[Saved entries]
----------
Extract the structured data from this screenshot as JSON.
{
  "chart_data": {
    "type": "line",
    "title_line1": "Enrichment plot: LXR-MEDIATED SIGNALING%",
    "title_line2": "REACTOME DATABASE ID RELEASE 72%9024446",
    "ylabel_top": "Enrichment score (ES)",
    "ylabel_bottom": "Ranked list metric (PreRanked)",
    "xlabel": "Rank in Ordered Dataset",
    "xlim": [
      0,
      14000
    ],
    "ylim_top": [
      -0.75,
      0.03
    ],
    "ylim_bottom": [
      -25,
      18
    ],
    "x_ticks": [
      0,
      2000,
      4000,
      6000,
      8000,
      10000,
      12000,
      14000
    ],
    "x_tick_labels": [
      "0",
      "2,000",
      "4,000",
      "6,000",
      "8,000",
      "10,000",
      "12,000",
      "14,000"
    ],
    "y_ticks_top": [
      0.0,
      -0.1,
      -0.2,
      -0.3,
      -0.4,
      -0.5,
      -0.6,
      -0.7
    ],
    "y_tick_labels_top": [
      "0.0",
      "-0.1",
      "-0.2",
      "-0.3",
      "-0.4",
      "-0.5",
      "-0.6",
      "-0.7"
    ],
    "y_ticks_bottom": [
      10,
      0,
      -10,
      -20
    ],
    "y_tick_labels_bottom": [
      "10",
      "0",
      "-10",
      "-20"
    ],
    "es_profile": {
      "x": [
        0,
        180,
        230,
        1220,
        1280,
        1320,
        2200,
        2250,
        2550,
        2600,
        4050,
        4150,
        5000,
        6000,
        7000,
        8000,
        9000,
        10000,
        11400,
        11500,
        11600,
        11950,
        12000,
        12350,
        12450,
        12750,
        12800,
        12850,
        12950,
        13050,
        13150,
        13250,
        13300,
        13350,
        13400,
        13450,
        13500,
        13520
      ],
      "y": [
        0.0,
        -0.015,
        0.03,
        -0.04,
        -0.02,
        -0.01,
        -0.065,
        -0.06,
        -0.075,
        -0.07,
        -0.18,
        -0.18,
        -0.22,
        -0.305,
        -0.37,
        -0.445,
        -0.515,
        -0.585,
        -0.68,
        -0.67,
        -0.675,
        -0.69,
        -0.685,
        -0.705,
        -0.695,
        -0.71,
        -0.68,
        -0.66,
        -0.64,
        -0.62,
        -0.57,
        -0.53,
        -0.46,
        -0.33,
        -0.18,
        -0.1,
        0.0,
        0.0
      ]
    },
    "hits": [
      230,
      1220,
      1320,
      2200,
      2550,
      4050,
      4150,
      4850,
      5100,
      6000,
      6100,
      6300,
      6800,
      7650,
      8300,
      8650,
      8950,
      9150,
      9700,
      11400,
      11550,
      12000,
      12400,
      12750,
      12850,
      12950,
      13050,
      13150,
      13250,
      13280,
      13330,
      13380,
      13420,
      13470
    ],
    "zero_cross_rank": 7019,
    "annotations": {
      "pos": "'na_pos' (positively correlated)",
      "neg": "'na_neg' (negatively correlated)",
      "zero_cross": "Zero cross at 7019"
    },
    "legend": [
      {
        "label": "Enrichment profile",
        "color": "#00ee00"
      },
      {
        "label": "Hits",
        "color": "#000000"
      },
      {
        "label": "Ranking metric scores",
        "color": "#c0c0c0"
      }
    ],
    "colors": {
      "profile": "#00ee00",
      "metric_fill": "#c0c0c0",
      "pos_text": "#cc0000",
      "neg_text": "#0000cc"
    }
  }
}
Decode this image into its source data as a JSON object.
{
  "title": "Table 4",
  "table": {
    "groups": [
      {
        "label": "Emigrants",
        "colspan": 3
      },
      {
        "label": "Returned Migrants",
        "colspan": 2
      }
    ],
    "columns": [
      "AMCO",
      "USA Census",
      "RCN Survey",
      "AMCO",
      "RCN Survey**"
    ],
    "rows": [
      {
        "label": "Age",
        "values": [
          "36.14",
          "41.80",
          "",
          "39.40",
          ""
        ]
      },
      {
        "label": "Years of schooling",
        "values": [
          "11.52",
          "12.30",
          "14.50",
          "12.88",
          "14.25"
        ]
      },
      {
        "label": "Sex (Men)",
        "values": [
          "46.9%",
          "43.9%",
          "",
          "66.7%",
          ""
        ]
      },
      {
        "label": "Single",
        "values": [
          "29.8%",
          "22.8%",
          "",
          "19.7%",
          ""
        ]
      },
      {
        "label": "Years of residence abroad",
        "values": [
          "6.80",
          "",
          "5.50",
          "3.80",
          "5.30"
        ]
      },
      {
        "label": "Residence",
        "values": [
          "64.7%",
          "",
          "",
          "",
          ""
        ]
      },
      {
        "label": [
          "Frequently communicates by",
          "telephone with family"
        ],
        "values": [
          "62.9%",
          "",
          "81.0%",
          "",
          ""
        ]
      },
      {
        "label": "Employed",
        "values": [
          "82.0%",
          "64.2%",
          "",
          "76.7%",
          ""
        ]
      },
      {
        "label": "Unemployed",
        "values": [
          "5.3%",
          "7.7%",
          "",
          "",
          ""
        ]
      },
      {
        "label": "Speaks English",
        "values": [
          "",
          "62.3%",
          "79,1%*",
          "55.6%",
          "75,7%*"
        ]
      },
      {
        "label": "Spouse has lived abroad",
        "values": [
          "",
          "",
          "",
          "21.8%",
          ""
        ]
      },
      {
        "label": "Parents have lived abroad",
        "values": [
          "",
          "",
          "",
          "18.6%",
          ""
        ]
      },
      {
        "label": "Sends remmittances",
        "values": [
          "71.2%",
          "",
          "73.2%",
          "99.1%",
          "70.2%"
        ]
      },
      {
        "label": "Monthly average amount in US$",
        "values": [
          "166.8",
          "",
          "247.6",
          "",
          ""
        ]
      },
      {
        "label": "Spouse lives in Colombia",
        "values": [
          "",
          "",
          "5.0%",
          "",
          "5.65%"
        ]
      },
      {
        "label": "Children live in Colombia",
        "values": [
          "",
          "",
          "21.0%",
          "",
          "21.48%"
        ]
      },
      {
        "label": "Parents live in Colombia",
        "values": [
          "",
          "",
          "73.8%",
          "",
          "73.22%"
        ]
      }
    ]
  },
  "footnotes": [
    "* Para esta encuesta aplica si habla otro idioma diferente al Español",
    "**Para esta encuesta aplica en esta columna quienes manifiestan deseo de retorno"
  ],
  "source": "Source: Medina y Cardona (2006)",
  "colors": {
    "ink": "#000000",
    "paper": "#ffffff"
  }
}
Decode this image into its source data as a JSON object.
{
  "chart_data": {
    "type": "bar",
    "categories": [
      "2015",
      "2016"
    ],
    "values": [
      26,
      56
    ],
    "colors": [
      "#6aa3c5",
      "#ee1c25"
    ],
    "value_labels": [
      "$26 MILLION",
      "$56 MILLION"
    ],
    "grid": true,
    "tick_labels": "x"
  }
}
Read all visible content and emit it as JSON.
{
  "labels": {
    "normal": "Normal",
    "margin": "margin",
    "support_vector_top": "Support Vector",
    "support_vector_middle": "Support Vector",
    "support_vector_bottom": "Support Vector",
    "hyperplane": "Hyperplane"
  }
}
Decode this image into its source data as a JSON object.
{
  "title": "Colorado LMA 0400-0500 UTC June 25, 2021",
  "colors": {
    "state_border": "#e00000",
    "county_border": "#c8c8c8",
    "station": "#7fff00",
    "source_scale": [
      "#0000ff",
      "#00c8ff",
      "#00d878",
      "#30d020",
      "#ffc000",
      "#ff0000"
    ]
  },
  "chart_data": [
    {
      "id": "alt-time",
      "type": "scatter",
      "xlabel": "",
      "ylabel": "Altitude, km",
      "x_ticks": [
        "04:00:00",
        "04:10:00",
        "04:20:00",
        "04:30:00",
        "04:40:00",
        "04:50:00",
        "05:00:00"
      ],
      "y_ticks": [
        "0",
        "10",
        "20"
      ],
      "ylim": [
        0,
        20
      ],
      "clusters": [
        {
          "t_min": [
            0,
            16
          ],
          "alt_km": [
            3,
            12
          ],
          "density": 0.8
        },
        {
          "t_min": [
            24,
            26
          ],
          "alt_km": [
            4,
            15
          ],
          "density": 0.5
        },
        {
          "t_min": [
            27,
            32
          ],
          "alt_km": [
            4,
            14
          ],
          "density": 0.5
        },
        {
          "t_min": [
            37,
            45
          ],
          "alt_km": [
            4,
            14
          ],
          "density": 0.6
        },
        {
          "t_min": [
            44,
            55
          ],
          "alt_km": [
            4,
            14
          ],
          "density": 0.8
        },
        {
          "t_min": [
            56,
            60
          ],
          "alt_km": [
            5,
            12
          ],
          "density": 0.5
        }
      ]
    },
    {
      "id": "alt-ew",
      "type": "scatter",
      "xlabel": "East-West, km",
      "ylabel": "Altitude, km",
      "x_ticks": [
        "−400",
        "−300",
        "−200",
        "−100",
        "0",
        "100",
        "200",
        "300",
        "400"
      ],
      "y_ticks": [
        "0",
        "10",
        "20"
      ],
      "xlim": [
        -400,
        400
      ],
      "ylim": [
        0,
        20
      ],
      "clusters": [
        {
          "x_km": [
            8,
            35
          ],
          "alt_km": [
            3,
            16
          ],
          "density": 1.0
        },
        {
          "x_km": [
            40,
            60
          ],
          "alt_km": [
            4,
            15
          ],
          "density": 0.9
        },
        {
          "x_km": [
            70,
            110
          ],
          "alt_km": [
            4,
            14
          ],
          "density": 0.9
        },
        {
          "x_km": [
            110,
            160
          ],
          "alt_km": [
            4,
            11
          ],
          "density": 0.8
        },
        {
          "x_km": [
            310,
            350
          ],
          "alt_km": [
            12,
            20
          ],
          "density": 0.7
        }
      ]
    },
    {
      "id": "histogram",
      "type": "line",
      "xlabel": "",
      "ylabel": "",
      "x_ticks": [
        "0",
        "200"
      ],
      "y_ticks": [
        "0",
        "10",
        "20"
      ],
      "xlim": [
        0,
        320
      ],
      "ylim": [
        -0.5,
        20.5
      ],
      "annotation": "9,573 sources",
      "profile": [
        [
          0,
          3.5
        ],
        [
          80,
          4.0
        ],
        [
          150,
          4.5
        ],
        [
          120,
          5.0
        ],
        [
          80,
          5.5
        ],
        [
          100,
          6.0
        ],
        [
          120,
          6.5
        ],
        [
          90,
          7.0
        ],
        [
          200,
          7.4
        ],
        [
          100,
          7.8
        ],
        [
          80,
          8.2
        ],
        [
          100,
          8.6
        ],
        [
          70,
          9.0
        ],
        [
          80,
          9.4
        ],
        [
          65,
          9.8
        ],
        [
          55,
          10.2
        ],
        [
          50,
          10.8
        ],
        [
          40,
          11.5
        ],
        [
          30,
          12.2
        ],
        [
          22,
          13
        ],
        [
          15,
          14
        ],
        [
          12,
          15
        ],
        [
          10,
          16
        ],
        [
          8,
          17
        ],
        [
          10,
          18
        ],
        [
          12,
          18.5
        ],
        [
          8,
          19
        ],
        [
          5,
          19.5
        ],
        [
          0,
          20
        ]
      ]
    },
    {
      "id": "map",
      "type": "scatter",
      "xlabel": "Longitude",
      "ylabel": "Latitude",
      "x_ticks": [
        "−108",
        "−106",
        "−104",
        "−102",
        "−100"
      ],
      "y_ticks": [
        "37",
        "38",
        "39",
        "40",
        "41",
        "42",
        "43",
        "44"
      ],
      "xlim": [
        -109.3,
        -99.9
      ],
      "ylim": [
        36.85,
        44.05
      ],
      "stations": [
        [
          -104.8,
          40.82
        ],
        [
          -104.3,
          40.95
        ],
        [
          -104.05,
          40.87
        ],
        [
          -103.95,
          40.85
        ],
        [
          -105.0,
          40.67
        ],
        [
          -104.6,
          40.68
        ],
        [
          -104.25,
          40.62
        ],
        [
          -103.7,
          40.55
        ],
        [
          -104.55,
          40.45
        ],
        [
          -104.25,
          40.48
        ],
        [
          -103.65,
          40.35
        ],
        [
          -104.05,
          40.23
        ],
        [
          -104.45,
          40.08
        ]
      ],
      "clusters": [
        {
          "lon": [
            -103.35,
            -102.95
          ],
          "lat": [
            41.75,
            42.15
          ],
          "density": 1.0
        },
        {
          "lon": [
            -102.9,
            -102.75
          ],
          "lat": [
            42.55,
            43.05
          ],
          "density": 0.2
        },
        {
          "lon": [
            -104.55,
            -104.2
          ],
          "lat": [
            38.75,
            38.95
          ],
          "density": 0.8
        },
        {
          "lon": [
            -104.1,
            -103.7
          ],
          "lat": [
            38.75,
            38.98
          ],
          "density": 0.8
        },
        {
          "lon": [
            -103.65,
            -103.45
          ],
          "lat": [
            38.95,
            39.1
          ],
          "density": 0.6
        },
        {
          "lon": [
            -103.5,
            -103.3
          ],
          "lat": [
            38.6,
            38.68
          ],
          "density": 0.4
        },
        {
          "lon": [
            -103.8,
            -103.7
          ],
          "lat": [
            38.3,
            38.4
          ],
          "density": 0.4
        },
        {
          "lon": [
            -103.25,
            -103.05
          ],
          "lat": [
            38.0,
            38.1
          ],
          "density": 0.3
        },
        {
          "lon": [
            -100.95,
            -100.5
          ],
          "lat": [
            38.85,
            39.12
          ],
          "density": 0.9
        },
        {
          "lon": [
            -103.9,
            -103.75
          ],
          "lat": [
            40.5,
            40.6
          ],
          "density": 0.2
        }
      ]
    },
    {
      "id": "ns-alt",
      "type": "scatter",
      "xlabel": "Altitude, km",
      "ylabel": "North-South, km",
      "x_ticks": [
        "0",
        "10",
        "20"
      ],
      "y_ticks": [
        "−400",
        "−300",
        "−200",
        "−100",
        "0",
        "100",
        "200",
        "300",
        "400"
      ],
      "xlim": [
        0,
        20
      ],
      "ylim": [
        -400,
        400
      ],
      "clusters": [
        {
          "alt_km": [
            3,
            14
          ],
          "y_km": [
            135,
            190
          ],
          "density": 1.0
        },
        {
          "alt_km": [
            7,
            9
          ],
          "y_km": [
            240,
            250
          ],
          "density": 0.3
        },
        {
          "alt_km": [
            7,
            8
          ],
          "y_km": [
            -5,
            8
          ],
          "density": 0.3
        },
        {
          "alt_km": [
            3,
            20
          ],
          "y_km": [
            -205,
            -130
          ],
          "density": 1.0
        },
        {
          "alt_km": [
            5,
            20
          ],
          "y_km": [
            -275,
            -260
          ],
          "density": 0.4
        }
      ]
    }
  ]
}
----------
* _REQUIREMENTS_
Gather each line that holds "encuesta".

* _WORKED ANSWER_
    "* Para esta encuesta aplica si habla otro idioma diferente al Español",
    "**Para esta encuesta aplica en esta columna quienes manifiestan deseo de retorno"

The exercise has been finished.